PROBLEM DESCRIPTION - Find the string "know" in the records. Copy each line that has it.

*** Opening of WORKING DATA ***

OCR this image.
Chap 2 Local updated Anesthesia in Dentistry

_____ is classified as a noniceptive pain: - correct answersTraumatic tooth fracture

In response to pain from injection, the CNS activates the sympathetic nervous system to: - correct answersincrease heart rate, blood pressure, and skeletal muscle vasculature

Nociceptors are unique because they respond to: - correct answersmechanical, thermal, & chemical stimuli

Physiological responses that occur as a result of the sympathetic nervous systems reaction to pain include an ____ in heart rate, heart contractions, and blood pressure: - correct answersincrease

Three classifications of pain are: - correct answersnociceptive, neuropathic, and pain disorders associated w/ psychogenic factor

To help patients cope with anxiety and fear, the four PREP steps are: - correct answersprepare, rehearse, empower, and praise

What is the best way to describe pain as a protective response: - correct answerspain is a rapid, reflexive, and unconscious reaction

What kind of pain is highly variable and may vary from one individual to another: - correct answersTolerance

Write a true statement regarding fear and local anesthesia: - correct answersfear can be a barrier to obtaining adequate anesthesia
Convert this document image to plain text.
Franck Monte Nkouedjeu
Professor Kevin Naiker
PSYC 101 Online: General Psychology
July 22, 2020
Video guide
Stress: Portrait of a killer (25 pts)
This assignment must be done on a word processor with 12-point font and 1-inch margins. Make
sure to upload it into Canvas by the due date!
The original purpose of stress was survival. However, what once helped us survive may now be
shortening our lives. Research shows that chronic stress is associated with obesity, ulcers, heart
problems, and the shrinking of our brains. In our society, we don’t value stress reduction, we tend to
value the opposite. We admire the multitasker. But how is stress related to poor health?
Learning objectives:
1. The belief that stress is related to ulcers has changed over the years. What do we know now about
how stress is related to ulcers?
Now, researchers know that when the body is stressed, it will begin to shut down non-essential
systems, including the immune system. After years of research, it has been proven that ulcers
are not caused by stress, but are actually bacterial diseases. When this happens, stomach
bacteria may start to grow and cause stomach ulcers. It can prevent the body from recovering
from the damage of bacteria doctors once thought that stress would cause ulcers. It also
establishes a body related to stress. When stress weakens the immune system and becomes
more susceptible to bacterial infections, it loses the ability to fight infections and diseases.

*** Close of WORKING DATA ***

RESPONSE TO THE TASK -
1. The belief that stress is related to ulcers has changed over the years. What do we know now about
Now, researchers know that when the body is stressed, it will begin to shut down non-essential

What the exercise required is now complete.